Pick out every line that holds the string "передачи" and copy it.

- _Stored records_
---

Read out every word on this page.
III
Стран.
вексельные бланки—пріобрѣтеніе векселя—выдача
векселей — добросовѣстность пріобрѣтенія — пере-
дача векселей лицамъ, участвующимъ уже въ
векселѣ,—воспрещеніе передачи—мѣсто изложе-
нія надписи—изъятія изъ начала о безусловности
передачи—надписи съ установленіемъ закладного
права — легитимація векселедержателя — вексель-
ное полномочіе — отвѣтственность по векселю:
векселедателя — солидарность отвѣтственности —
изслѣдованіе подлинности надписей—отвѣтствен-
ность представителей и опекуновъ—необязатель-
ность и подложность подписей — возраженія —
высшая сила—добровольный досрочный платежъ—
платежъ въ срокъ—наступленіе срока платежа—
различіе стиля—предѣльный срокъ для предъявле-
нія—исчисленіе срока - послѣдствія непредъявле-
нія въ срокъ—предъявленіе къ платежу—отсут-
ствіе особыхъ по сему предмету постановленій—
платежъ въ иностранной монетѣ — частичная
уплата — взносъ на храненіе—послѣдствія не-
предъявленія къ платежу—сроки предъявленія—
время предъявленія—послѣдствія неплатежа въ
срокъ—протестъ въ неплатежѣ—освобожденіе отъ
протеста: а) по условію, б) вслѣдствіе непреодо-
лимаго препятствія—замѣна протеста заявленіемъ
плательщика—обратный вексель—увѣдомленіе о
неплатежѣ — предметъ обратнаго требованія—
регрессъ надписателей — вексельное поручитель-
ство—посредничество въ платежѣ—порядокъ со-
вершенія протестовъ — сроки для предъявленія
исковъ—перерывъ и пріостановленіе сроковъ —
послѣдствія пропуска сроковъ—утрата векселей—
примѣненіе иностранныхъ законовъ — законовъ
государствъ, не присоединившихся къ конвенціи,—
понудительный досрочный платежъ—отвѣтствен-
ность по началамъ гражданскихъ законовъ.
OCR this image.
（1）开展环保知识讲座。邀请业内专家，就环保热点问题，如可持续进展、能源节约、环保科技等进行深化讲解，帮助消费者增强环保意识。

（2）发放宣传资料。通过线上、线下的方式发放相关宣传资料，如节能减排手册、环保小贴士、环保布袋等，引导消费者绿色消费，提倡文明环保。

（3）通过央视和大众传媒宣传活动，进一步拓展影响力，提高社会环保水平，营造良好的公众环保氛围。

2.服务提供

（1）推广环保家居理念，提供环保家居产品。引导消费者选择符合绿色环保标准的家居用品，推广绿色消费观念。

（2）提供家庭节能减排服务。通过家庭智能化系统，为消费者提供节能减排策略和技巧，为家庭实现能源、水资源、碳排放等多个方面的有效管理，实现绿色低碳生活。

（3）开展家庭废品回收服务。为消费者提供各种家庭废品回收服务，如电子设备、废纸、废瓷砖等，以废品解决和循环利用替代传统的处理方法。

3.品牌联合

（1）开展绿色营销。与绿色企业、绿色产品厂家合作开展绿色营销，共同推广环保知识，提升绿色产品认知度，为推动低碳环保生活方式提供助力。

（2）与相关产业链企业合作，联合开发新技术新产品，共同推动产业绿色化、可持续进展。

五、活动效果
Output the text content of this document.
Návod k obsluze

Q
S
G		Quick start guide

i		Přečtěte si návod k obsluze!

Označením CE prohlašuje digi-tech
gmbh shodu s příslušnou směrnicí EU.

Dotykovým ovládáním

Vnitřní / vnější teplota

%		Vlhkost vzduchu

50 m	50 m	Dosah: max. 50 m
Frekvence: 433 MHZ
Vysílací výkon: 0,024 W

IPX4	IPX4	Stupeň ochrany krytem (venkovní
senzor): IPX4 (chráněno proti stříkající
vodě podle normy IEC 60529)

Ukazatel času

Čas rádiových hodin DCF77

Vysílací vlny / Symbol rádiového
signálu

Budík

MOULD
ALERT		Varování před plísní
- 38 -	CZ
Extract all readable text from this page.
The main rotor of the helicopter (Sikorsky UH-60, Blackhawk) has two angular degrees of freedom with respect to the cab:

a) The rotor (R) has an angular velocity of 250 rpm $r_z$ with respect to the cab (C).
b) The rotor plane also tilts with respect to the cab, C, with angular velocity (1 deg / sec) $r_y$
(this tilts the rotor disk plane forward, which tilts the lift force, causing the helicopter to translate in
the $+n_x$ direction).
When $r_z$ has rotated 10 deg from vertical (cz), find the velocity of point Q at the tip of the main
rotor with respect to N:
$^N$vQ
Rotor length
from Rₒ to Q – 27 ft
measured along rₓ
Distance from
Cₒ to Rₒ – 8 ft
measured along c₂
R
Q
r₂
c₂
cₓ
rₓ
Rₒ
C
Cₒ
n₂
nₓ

---

- _RESULT OF THE TASK_
векселѣ,—воспрещеніе передачи—мѣсто изложе-
передачи—надписи съ установленіемъ закладного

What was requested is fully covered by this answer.